▸ Requirement
Reproduce all entries verbatim, with nothing added or dropped.

▸ Data rows
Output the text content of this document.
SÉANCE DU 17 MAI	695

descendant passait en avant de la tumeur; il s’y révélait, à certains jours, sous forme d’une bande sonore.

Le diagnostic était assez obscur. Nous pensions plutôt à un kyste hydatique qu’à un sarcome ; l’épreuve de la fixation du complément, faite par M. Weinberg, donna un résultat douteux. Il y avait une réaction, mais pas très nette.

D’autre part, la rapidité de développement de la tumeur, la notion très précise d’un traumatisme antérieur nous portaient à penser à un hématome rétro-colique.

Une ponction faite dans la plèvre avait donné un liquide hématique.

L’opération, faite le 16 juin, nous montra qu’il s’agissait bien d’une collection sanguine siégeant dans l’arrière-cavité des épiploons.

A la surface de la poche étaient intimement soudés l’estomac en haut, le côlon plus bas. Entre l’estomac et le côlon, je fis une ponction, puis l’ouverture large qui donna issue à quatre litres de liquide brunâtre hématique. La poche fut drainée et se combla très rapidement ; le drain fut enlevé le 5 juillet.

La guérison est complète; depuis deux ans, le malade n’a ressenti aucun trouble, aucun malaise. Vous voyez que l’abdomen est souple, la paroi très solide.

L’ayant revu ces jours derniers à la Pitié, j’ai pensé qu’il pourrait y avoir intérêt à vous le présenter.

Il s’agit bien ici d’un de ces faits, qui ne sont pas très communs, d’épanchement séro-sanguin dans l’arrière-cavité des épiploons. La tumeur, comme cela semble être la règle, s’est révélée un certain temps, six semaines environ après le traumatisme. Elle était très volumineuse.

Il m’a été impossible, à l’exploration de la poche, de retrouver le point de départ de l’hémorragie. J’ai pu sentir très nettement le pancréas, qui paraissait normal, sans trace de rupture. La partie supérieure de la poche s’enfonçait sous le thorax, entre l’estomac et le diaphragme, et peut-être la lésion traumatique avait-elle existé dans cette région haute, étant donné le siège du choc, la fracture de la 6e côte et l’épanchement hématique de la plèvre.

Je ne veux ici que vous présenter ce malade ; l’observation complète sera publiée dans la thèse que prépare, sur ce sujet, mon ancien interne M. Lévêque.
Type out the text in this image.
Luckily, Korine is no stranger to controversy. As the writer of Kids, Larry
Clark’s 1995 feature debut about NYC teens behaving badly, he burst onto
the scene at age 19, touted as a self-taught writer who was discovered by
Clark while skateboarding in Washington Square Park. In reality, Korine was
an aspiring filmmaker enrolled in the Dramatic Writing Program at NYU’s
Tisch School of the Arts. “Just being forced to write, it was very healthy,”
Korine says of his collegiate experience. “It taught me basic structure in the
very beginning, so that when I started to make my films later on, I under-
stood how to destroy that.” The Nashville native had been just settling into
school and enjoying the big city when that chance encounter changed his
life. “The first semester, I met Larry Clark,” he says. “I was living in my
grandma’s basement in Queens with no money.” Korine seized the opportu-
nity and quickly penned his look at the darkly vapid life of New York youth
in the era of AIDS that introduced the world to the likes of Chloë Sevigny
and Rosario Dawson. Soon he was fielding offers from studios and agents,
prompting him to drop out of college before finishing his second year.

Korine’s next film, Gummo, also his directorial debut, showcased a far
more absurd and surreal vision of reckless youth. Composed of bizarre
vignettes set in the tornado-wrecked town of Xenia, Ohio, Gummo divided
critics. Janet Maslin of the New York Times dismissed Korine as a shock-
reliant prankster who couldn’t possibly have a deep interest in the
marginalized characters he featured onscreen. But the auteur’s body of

▸ Answer in full
Output the text content of this document.
SÉANCE DU 17 MAI	695

descendant passait en avant de la tumeur; il s’y révélait, à certains jours, sous forme d’une bande sonore.

Le diagnostic était assez obscur. Nous pensions plutôt à un kyste hydatique qu’à un sarcome ; l’épreuve de la fixation du complément, faite par M. Weinberg, donna un résultat douteux. Il y avait une réaction, mais pas très nette.

D’autre part, la rapidité de développement de la tumeur, la notion très précise d’un traumatisme antérieur nous portaient à penser à un hématome rétro-colique.

Une ponction faite dans la plèvre avait donné un liquide hématique.

L’opération, faite le 16 juin, nous montra qu’il s’agissait bien d’une collection sanguine siégeant dans l’arrière-cavité des épiploons.

A la surface de la poche étaient intimement soudés l’estomac en haut, le côlon plus bas. Entre l’estomac et le côlon, je fis une ponction, puis l’ouverture large qui donna issue à quatre litres de liquide brunâtre hématique. La poche fut drainée et se combla très rapidement ; le drain fut enlevé le 5 juillet.

La guérison est complète; depuis deux ans, le malade n’a ressenti aucun trouble, aucun malaise. Vous voyez que l’abdomen est souple, la paroi très solide.

L’ayant revu ces jours derniers à la Pitié, j’ai pensé qu’il pourrait y avoir intérêt à vous le présenter.

Il s’agit bien ici d’un de ces faits, qui ne sont pas très communs, d’épanchement séro-sanguin dans l’arrière-cavité des épiploons. La tumeur, comme cela semble être la règle, s’est révélée un certain temps, six semaines environ après le traumatisme. Elle était très volumineuse.

Il m’a été impossible, à l’exploration de la poche, de retrouver le point de départ de l’hémorragie. J’ai pu sentir très nettement le pancréas, qui paraissait normal, sans trace de rupture. La partie supérieure de la poche s’enfonçait sous le thorax, entre l’estomac et le diaphragme, et peut-être la lésion traumatique avait-elle existé dans cette région haute, étant donné le siège du choc, la fracture de la 6e côte et l’épanchement hématique de la plèvre.

Je ne veux ici que vous présenter ce malade ; l’observation complète sera publiée dans la thèse que prépare, sur ce sujet, mon ancien interne M. Lévêque.
Type out the text in this image.
Luckily, Korine is no stranger to controversy. As the writer of Kids, Larry
Clark’s 1995 feature debut about NYC teens behaving badly, he burst onto
the scene at age 19, touted as a self-taught writer who was discovered by
Clark while skateboarding in Washington Square Park. In reality, Korine was
an aspiring filmmaker enrolled in the Dramatic Writing Program at NYU’s
Tisch School of the Arts. “Just being forced to write, it was very healthy,”
Korine says of his collegiate experience. “It taught me basic structure in the
very beginning, so that when I started to make my films later on, I under-
stood how to destroy that.” The Nashville native had been just settling into
school and enjoying the big city when that chance encounter changed his
life. “The first semester, I met Larry Clark,” he says. “I was living in my
grandma’s basement in Queens with no money.” Korine seized the opportu-
nity and quickly penned his look at the darkly vapid life of New York youth
in the era of AIDS that introduced the world to the likes of Chloë Sevigny
and Rosario Dawson. Soon he was fielding offers from studios and agents,
prompting him to drop out of college before finishing his second year.

Korine’s next film, Gummo, also his directorial debut, showcased a far
more absurd and surreal vision of reckless youth. Composed of bizarre
vignettes set in the tornado-wrecked town of Xenia, Ohio, Gummo divided
critics. Janet Maslin of the New York Times dismissed Korine as a shock-
reliant prankster who couldn’t possibly have a deep interest in the
marginalized characters he featured onscreen. But the auteur’s body of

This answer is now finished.